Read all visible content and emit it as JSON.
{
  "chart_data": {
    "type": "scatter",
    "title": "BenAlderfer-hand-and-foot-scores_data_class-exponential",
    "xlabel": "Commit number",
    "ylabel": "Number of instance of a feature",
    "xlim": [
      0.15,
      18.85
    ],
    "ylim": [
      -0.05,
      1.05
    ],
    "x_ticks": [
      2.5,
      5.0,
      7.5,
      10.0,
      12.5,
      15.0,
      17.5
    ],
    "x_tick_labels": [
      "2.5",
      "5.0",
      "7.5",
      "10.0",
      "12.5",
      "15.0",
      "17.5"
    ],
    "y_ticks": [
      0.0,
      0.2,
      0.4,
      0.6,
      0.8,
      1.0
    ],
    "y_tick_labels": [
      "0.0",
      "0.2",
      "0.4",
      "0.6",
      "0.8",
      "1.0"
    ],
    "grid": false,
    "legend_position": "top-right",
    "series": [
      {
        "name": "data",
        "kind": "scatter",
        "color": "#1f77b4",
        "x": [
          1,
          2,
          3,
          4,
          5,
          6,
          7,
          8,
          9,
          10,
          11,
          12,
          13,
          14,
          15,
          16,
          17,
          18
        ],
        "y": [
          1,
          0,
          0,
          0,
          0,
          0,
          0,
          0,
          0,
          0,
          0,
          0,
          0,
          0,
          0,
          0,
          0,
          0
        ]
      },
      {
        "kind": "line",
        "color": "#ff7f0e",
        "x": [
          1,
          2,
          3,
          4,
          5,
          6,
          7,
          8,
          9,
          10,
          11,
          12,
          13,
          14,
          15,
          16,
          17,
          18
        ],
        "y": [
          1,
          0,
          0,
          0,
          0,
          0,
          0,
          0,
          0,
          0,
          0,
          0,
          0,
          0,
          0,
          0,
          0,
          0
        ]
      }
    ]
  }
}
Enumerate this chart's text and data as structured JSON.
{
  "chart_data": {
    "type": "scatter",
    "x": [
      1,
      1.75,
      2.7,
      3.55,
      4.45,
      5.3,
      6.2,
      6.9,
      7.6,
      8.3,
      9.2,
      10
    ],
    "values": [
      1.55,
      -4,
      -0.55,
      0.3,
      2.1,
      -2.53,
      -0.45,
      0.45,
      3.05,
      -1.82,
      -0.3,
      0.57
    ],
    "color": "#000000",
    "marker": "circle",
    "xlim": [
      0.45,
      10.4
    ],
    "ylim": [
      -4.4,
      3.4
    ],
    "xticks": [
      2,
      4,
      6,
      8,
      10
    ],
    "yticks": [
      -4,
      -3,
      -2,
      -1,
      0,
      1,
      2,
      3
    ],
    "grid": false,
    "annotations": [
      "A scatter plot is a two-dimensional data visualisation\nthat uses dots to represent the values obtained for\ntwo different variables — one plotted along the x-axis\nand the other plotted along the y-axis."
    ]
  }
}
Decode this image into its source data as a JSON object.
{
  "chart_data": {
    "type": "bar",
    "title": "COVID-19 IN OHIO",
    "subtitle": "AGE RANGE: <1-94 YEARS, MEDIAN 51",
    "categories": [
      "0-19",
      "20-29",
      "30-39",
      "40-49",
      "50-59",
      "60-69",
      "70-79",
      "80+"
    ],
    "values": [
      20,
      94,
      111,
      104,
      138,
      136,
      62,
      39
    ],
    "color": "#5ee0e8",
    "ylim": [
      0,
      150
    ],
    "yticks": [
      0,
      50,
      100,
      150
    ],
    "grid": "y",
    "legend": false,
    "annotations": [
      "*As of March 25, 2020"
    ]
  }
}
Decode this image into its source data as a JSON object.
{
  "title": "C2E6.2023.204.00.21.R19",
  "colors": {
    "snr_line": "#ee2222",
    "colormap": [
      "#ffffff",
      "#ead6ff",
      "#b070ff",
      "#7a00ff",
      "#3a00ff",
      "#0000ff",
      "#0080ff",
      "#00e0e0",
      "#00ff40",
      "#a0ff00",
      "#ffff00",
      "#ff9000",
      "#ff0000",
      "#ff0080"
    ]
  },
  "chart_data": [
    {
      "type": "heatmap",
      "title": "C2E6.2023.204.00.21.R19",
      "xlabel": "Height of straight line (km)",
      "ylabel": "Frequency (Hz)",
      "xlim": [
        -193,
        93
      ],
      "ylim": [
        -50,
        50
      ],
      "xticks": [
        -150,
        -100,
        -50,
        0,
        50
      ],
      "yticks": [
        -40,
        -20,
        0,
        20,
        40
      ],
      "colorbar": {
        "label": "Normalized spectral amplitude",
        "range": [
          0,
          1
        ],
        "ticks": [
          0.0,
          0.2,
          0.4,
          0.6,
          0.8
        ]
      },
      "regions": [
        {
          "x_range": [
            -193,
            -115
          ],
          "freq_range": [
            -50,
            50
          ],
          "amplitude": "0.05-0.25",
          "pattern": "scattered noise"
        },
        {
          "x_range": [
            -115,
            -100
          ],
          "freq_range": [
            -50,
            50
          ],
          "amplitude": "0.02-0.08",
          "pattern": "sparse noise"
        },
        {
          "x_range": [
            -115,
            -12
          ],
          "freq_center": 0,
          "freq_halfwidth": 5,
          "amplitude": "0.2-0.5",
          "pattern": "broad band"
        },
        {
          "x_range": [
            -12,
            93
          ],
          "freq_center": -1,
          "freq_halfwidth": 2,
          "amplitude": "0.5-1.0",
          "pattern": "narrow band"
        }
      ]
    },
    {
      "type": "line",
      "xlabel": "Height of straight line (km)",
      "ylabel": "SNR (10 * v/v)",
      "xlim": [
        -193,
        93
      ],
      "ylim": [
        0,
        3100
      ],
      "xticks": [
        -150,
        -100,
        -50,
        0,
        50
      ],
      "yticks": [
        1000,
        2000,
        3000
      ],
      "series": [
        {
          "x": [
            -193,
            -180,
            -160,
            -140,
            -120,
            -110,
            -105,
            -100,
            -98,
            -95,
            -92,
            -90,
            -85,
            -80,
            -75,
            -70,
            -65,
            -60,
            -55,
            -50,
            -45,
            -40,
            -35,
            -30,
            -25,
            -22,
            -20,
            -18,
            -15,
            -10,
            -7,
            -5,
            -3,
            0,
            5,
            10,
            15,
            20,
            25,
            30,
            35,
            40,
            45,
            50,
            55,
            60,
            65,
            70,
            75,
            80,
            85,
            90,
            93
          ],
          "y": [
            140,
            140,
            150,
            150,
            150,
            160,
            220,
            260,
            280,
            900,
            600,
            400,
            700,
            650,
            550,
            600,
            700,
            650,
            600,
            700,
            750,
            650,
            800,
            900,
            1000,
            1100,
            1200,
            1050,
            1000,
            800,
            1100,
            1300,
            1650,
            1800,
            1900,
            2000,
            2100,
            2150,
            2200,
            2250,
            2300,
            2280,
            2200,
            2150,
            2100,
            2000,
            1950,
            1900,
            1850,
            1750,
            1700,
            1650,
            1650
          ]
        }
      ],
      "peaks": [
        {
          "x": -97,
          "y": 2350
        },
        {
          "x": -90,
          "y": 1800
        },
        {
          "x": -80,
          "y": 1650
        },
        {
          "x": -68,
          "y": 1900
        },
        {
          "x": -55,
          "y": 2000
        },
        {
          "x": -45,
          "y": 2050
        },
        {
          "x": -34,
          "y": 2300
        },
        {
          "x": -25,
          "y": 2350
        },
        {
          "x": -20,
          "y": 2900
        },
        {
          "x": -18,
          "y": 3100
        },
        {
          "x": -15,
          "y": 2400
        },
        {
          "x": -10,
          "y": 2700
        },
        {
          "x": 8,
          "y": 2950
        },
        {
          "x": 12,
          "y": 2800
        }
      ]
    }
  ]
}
━━━━━━━━
■ **Problem details**
Copy all of the data exactly.

■ **Expected answer**
Read all visible content and emit it as JSON.
{
  "chart_data": {
    "type": "scatter",
    "title": "BenAlderfer-hand-and-foot-scores_data_class-exponential",
    "xlabel": "Commit number",
    "ylabel": "Number of instance of a feature",
    "xlim": [
      0.15,
      18.85
    ],
    "ylim": [
      -0.05,
      1.05
    ],
    "x_ticks": [
      2.5,
      5.0,
      7.5,
      10.0,
      12.5,
      15.0,
      17.5
    ],
    "x_tick_labels": [
      "2.5",
      "5.0",
      "7.5",
      "10.0",
      "12.5",
      "15.0",
      "17.5"
    ],
    "y_ticks": [
      0.0,
      0.2,
      0.4,
      0.6,
      0.8,
      1.0
    ],
    "y_tick_labels": [
      "0.0",
      "0.2",
      "0.4",
      "0.6",
      "0.8",
      "1.0"
    ],
    "grid": false,
    "legend_position": "top-right",
    "series": [
      {
        "name": "data",
        "kind": "scatter",
        "color": "#1f77b4",
        "x": [
          1,
          2,
          3,
          4,
          5,
          6,
          7,
          8,
          9,
          10,
          11,
          12,
          13,
          14,
          15,
          16,
          17,
          18
        ],
        "y": [
          1,
          0,
          0,
          0,
          0,
          0,
          0,
          0,
          0,
          0,
          0,
          0,
          0,
          0,
          0,
          0,
          0,
          0
        ]
      },
      {
        "kind": "line",
        "color": "#ff7f0e",
        "x": [
          1,
          2,
          3,
          4,
          5,
          6,
          7,
          8,
          9,
          10,
          11,
          12,
          13,
          14,
          15,
          16,
          17,
          18
        ],
        "y": [
          1,
          0,
          0,
          0,
          0,
          0,
          0,
          0,
          0,
          0,
          0,
          0,
          0,
          0,
          0,
          0,
          0,
          0
        ]
      }
    ]
  }
}
Enumerate this chart's text and data as structured JSON.
{
  "chart_data": {
    "type": "scatter",
    "x": [
      1,
      1.75,
      2.7,
      3.55,
      4.45,
      5.3,
      6.2,
      6.9,
      7.6,
      8.3,
      9.2,
      10
    ],
    "values": [
      1.55,
      -4,
      -0.55,
      0.3,
      2.1,
      -2.53,
      -0.45,
      0.45,
      3.05,
      -1.82,
      -0.3,
      0.57
    ],
    "color": "#000000",
    "marker": "circle",
    "xlim": [
      0.45,
      10.4
    ],
    "ylim": [
      -4.4,
      3.4
    ],
    "xticks": [
      2,
      4,
      6,
      8,
      10
    ],
    "yticks": [
      -4,
      -3,
      -2,
      -1,
      0,
      1,
      2,
      3
    ],
    "grid": false,
    "annotations": [
      "A scatter plot is a two-dimensional data visualisation\nthat uses dots to represent the values obtained for\ntwo different variables — one plotted along the x-axis\nand the other plotted along the y-axis."
    ]
  }
}
Decode this image into its source data as a JSON object.
{
  "chart_data": {
    "type": "bar",
    "title": "COVID-19 IN OHIO",
    "subtitle": "AGE RANGE: <1-94 YEARS, MEDIAN 51",
    "categories": [
      "0-19",
      "20-29",
      "30-39",
      "40-49",
      "50-59",
      "60-69",
      "70-79",
      "80+"
    ],
    "values": [
      20,
      94,
      111,
      104,
      138,
      136,
      62,
      39
    ],
    "color": "#5ee0e8",
    "ylim": [
      0,
      150
    ],
    "yticks": [
      0,
      50,
      100,
      150
    ],
    "grid": "y",
    "legend": false,
    "annotations": [
      "*As of March 25, 2020"
    ]
  }
}
Decode this image into its source data as a JSON object.
{
  "title": "C2E6.2023.204.00.21.R19",
  "colors": {
    "snr_line": "#ee2222",
    "colormap": [
      "#ffffff",
      "#ead6ff",
      "#b070ff",
      "#7a00ff",
      "#3a00ff",
      "#0000ff",
      "#0080ff",
      "#00e0e0",
      "#00ff40",
      "#a0ff00",
      "#ffff00",
      "#ff9000",
      "#ff0000",
      "#ff0080"
    ]
  },
  "chart_data": [
    {
      "type": "heatmap",
      "title": "C2E6.2023.204.00.21.R19",
      "xlabel": "Height of straight line (km)",
      "ylabel": "Frequency (Hz)",
      "xlim": [
        -193,
        93
      ],
      "ylim": [
        -50,
        50
      ],
      "xticks": [
        -150,
        -100,
        -50,
        0,
        50
      ],
      "yticks": [
        -40,
        -20,
        0,
        20,
        40
      ],
      "colorbar": {
        "label": "Normalized spectral amplitude",
        "range": [
          0,
          1
        ],
        "ticks": [
          0.0,
          0.2,
          0.4,
          0.6,
          0.8
        ]
      },
      "regions": [
        {
          "x_range": [
            -193,
            -115
          ],
          "freq_range": [
            -50,
            50
          ],
          "amplitude": "0.05-0.25",
          "pattern": "scattered noise"
        },
        {
          "x_range": [
            -115,
            -100
          ],
          "freq_range": [
            -50,
            50
          ],
          "amplitude": "0.02-0.08",
          "pattern": "sparse noise"
        },
        {
          "x_range": [
            -115,
            -12
          ],
          "freq_center": 0,
          "freq_halfwidth": 5,
          "amplitude": "0.2-0.5",
          "pattern": "broad band"
        },
        {
          "x_range": [
            -12,
            93
          ],
          "freq_center": -1,
          "freq_halfwidth": 2,
          "amplitude": "0.5-1.0",
          "pattern": "narrow band"
        }
      ]
    },
    {
      "type": "line",
      "xlabel": "Height of straight line (km)",
      "ylabel": "SNR (10 * v/v)",
      "xlim": [
        -193,
        93
      ],
      "ylim": [
        0,
        3100
      ],
      "xticks": [
        -150,
        -100,
        -50,
        0,
        50
      ],
      "yticks": [
        1000,
        2000,
        3000
      ],
      "series": [
        {
          "x": [
            -193,
            -180,
            -160,
            -140,
            -120,
            -110,
            -105,
            -100,
            -98,
            -95,
            -92,
            -90,
            -85,
            -80,
            -75,
            -70,
            -65,
            -60,
            -55,
            -50,
            -45,
            -40,
            -35,
            -30,
            -25,
            -22,
            -20,
            -18,
            -15,
            -10,
            -7,
            -5,
            -3,
            0,
            5,
            10,
            15,
            20,
            25,
            30,
            35,
            40,
            45,
            50,
            55,
            60,
            65,
            70,
            75,
            80,
            85,
            90,
            93
          ],
          "y": [
            140,
            140,
            150,
            150,
            150,
            160,
            220,
            260,
            280,
            900,
            600,
            400,
            700,
            650,
            550,
            600,
            700,
            650,
            600,
            700,
            750,
            650,
            800,
            900,
            1000,
            1100,
            1200,
            1050,
            1000,
            800,
            1100,
            1300,
            1650,
            1800,
            1900,
            2000,
            2100,
            2150,
            2200,
            2250,
            2300,
            2280,
            2200,
            2150,
            2100,
            2000,
            1950,
            1900,
            1850,
            1750,
            1700,
            1650,
            1650
          ]
        }
      ],
      "peaks": [
        {
          "x": -97,
          "y": 2350
        },
        {
          "x": -90,
          "y": 1800
        },
        {
          "x": -80,
          "y": 1650
        },
        {
          "x": -68,
          "y": 1900
        },
        {
          "x": -55,
          "y": 2000
        },
        {
          "x": -45,
          "y": 2050
        },
        {
          "x": -34,
          "y": 2300
        },
        {
          "x": -25,
          "y": 2350
        },
        {
          "x": -20,
          "y": 2900
        },
        {
          "x": -18,
          "y": 3100
        },
        {
          "x": -15,
          "y": 2400
        },
        {
          "x": -10,
          "y": 2700
        },
        {
          "x": 8,
          "y": 2950
        },
        {
          "x": 12,
          "y": 2800
        }
      ]
    }
  ]
}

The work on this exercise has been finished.